## START PROVIDED INFORMATION

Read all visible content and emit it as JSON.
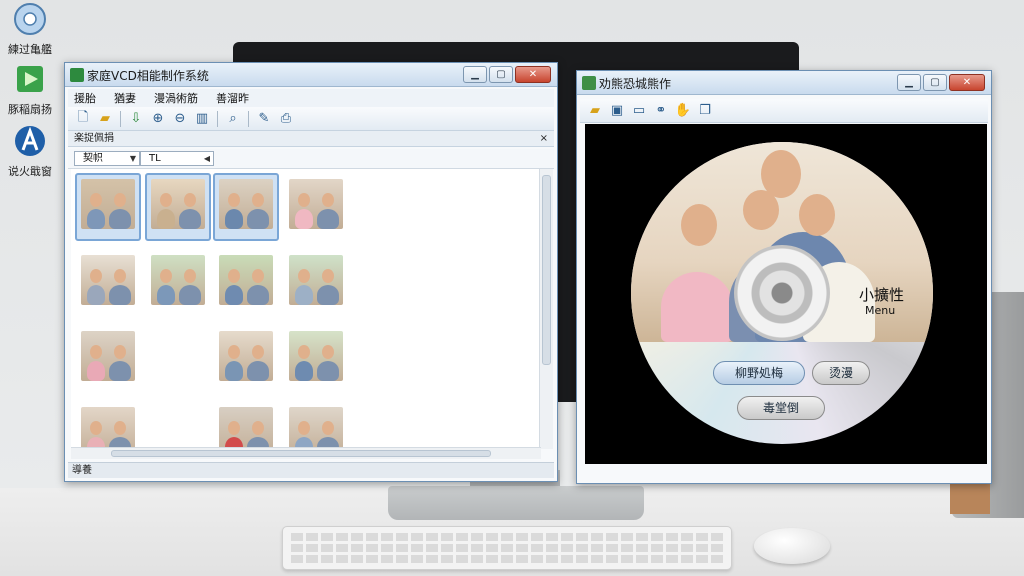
{
  "desktop": {
    "icons": [
      {
        "label": "練过亀艦",
        "icon": "cd-disc-icon"
      },
      {
        "label": "豚稲扇扬",
        "icon": "green-play-icon"
      },
      {
        "label": "说火戢窗",
        "icon": "blue-a-app-icon"
      }
    ]
  },
  "main_window": {
    "title": "家庭VCD相能制作系统",
    "menu": [
      "援胎",
      "猶妻",
      "漫渦術筋",
      "善溜昨"
    ],
    "toolbar_icons": [
      "new-file-icon",
      "open-folder-icon",
      "import-icon",
      "zoom-in-icon",
      "zoom-out-icon",
      "columns-icon",
      "search-icon",
      "edit-icon",
      "print-icon"
    ],
    "panel_title": "楽捉佩捐",
    "panel_close": "×",
    "filter": {
      "left_value": "契帜",
      "right_value": "TL"
    },
    "status": "導養",
    "photo_count": 15
  },
  "preview_window": {
    "title": "劝熊恐城熊作",
    "toolbar_icons": [
      "open-icon",
      "save-icon",
      "monitor-icon",
      "link-icon",
      "hand-icon",
      "copy-icon"
    ],
    "disc": {
      "title": "小擴性",
      "subtitle": "Menu"
    },
    "buttons": [
      {
        "label": "柳野処梅",
        "style": "blue"
      },
      {
        "label": "烫漫",
        "style": "blue"
      },
      {
        "label": "毒堂倒",
        "style": "gray"
      }
    ]
  },
  "window_controls": {
    "minimize": "▁",
    "maximize": "▢",
    "close": "✕"
  }
}
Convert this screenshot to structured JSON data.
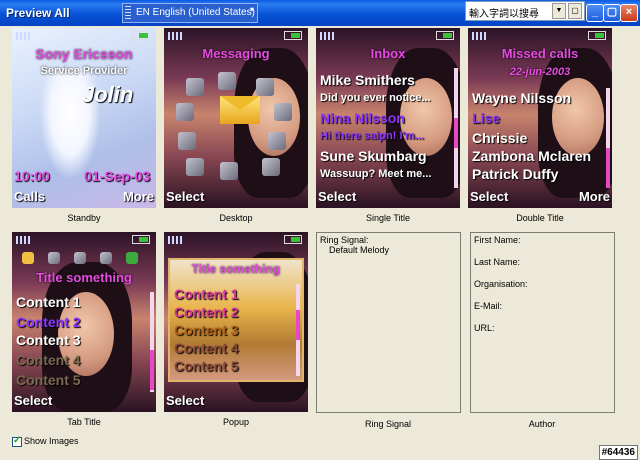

## END PROVIDED INFORMATION

Would you return the data exactly as written, without the pictures?

Read all visible content and emit it as JSON.
{
  "desktop": {
    "icons": [
      {
        "label": "練过亀艦",
        "icon": "cd-disc-icon"
      },
      {
        "label": "豚稲扇扬",
        "icon": "green-play-icon"
      },
      {
        "label": "说火戢窗",
        "icon": "blue-a-app-icon"
      }
    ]
  },
  "main_window": {
    "title": "家庭VCD相能制作系统",
    "menu": [
      "援胎",
      "猶妻",
      "漫渦術筋",
      "善溜昨"
    ],
    "toolbar_icons": [
      "new-file-icon",
      "open-folder-icon",
      "import-icon",
      "zoom-in-icon",
      "zoom-out-icon",
      "columns-icon",
      "search-icon",
      "edit-icon",
      "print-icon"
    ],
    "panel_title": "楽捉佩捐",
    "panel_close": "×",
    "filter": {
      "left_value": "契帜",
      "right_value": "TL"
    },
    "status": "導養",
    "photo_count": 15
  },
  "preview_window": {
    "title": "劝熊恐城熊作",
    "toolbar_icons": [
      "open-icon",
      "save-icon",
      "monitor-icon",
      "link-icon",
      "hand-icon",
      "copy-icon"
    ],
    "disc": {
      "title": "小擴性",
      "subtitle": "Menu"
    },
    "buttons": [
      {
        "label": "柳野処梅",
        "style": "blue"
      },
      {
        "label": "烫漫",
        "style": "blue"
      },
      {
        "label": "毒堂倒",
        "style": "gray"
      }
    ]
  },
  "window_controls": {
    "minimize": "▁",
    "maximize": "▢",
    "close": "✕"
  }
}
Convert this screenshot to structured JSON data.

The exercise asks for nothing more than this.